§ **PROMPT**: Copy out all lines in the data below containing the string "logo".

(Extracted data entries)
— BEGIN —

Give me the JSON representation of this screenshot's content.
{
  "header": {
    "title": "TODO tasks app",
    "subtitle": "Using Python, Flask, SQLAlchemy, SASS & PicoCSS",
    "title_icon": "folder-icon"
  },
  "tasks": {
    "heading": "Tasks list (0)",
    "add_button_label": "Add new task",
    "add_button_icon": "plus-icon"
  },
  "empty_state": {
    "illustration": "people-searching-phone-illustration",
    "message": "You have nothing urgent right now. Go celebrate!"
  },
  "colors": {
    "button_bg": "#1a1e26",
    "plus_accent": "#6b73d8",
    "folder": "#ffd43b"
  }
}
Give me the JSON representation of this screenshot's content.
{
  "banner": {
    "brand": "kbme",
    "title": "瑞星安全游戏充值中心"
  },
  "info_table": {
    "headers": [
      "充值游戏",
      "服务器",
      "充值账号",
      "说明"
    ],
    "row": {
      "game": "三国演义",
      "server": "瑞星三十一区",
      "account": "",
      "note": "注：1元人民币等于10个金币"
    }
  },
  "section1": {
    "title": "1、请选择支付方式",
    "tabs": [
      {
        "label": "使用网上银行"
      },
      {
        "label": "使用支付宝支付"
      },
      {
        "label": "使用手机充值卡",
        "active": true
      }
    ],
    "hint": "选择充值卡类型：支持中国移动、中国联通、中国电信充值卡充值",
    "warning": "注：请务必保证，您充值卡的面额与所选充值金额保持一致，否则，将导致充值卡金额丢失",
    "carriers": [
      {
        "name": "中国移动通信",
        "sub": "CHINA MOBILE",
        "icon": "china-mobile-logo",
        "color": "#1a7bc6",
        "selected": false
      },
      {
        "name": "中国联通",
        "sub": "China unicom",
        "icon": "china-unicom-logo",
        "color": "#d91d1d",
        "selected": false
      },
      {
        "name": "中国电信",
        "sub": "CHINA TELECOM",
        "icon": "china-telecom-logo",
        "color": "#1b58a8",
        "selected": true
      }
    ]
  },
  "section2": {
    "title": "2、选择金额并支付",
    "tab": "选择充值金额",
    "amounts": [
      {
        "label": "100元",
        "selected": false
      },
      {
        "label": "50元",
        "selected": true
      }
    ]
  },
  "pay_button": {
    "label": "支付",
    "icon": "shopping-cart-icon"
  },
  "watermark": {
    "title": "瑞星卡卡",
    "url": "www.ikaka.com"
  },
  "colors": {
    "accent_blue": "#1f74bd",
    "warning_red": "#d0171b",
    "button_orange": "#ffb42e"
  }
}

— END —

§ **TASK SOLUTION**:
        "icon": "china-mobile-logo",
        "icon": "china-unicom-logo",
        "icon": "china-telecom-logo",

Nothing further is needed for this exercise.